**Provided data**

|---|

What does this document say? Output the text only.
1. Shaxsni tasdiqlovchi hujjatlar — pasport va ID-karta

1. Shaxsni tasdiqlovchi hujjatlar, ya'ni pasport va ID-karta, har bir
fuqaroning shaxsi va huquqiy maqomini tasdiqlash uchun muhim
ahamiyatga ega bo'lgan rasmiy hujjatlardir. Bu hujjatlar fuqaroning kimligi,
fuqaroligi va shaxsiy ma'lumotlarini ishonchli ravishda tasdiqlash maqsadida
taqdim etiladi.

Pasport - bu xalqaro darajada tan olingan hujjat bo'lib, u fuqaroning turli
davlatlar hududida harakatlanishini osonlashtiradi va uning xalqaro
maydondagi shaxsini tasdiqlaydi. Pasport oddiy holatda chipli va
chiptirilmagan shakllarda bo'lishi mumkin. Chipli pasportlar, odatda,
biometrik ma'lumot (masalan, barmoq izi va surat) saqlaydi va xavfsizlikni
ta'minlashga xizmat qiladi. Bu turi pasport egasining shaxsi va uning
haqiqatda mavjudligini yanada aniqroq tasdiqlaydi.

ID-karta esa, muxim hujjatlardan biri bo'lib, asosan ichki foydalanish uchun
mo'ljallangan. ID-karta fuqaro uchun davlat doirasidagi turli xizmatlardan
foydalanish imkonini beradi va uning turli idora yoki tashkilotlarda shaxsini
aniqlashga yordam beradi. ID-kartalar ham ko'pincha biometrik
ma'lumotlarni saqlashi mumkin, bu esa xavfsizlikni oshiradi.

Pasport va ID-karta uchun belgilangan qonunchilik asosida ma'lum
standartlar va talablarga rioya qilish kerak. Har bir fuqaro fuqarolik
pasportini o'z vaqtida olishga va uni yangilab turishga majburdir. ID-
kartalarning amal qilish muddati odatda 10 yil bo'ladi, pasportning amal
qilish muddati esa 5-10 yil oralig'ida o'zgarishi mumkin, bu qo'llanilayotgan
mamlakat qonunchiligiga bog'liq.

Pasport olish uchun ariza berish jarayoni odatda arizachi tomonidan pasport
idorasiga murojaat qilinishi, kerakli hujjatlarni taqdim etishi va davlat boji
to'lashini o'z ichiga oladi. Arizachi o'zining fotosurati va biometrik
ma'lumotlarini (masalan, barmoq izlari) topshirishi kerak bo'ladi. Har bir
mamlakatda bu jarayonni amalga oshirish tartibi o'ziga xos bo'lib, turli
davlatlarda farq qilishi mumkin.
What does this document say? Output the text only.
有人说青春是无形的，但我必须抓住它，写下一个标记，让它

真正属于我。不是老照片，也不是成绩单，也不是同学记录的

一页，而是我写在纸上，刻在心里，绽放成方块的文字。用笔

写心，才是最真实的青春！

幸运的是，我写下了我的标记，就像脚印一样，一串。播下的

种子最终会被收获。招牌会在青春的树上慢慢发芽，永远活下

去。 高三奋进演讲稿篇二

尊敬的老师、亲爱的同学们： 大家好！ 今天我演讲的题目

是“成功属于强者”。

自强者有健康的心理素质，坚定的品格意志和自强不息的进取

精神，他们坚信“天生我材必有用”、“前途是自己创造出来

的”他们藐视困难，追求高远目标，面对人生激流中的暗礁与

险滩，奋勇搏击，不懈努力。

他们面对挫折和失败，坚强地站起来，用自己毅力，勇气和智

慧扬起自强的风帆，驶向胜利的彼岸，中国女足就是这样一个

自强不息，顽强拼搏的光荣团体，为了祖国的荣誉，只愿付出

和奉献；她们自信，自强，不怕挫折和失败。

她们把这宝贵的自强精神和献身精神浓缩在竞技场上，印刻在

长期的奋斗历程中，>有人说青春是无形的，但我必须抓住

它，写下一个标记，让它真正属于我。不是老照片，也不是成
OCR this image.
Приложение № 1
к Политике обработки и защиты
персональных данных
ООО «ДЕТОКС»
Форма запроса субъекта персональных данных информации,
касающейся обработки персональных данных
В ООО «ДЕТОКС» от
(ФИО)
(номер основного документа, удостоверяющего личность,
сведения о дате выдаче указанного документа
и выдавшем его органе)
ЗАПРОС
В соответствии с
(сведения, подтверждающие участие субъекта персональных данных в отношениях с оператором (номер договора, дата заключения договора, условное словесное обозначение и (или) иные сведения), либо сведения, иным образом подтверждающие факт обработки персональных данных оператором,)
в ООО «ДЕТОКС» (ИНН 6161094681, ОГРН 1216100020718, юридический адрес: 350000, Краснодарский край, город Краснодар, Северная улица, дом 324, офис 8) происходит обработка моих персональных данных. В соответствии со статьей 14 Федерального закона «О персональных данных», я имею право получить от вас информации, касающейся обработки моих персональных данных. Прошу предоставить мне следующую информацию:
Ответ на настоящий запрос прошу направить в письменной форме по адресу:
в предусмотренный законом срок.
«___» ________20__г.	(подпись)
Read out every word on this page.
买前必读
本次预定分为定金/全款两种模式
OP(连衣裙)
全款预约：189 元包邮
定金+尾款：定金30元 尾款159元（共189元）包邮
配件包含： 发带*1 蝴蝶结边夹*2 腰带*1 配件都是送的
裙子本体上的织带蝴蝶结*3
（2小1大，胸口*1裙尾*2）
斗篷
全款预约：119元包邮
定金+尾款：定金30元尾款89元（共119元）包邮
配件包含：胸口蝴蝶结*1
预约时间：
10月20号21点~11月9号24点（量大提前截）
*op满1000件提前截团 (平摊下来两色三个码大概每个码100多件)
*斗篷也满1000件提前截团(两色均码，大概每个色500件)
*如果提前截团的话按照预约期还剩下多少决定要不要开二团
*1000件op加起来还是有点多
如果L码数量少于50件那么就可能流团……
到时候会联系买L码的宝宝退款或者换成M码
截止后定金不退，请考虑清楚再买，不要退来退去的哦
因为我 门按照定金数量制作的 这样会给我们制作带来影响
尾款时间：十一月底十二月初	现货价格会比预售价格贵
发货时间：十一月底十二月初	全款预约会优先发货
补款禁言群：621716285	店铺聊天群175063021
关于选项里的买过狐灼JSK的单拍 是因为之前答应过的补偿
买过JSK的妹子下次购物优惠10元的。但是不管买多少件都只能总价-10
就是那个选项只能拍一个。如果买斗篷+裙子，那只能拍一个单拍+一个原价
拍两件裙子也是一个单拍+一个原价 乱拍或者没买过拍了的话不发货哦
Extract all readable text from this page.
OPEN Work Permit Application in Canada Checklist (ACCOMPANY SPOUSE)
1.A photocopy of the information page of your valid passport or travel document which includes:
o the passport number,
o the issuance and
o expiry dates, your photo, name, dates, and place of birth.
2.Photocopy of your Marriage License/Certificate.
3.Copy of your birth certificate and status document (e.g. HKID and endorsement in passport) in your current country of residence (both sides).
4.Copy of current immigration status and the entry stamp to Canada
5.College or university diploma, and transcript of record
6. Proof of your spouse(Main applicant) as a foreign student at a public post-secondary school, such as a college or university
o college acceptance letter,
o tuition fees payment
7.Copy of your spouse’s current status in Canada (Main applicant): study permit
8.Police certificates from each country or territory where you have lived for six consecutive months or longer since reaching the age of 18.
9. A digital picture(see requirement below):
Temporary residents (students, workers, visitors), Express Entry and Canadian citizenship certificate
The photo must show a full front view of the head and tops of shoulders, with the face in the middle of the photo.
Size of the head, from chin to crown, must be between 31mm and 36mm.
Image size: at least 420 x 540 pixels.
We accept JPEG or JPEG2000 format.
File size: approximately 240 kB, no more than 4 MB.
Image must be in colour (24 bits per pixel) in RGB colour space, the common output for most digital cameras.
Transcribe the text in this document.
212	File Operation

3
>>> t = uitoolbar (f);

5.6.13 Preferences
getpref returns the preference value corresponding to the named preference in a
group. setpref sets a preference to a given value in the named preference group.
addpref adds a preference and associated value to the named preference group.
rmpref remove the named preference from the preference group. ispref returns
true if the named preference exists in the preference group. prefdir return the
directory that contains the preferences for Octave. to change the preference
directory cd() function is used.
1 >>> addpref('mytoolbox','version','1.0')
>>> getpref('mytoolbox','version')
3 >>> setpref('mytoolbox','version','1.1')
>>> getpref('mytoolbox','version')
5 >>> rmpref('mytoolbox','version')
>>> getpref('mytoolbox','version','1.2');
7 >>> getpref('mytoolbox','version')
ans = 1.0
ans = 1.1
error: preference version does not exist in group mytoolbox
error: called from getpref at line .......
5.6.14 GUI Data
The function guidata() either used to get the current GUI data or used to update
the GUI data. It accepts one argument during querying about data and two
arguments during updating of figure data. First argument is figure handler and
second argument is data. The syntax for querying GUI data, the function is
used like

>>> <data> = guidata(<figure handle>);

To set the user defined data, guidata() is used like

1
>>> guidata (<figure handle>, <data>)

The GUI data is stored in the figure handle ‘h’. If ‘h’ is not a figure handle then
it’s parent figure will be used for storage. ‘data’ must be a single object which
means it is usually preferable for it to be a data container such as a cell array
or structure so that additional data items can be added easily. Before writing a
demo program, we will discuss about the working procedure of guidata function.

|---|

Gather every line from the entries above where the word "querying" appears, and copy them.

the GUI data. It accepts one argument during querying about data and two
second argument is data. The syntax for querying GUI data, the function is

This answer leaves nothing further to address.